··· Records shown

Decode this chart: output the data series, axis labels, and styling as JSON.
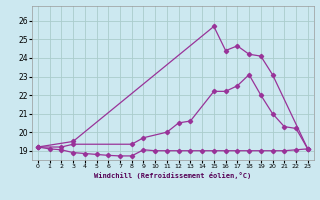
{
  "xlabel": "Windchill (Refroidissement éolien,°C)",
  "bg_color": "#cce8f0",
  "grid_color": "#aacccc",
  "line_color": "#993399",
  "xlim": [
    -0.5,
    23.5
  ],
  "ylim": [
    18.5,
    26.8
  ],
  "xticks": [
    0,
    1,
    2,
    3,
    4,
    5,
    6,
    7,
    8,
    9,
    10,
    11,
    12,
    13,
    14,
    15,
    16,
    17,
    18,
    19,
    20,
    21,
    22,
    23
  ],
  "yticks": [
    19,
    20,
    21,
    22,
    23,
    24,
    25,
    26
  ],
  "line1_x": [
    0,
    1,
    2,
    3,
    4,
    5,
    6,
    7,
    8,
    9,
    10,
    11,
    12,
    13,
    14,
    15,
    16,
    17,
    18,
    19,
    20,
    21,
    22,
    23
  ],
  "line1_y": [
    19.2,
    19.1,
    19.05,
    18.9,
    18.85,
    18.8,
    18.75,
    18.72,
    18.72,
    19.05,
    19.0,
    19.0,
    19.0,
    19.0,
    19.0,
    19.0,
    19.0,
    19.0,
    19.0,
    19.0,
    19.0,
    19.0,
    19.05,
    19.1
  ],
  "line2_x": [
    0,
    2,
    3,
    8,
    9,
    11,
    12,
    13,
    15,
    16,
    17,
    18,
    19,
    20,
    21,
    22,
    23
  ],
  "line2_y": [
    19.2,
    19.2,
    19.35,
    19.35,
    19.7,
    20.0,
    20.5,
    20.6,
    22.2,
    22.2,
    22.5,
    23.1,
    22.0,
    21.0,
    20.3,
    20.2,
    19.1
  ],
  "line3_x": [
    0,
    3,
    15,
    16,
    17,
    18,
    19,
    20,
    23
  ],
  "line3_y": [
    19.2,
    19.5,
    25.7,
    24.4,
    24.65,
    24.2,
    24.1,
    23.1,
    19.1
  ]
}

······
··· Records shown

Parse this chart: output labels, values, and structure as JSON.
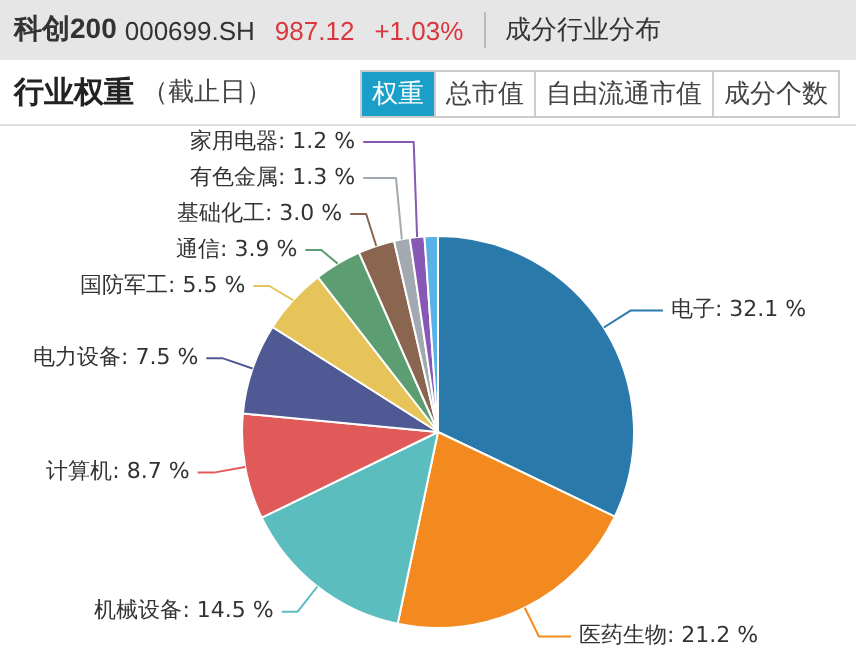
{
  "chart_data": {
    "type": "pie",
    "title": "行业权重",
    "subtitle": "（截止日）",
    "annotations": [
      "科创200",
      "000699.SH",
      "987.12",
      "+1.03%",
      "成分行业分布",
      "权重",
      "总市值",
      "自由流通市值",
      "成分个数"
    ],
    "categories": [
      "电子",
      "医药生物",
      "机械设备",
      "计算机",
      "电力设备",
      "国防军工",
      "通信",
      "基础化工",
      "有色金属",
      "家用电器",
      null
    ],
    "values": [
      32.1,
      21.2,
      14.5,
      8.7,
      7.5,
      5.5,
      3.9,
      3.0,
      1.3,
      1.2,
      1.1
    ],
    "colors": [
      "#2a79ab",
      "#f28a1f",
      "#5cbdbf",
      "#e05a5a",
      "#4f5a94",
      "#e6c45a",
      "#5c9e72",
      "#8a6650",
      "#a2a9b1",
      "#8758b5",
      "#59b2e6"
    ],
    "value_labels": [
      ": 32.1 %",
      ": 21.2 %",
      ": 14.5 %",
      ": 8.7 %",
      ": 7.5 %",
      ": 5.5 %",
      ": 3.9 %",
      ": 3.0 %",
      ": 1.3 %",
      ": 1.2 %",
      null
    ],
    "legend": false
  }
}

······

- Stated task
Check each line of the records for the word "values", and show the lines that contain it.

- Problem solution
Parse this chart: output labels, values, and structure as JSON.
    "values": [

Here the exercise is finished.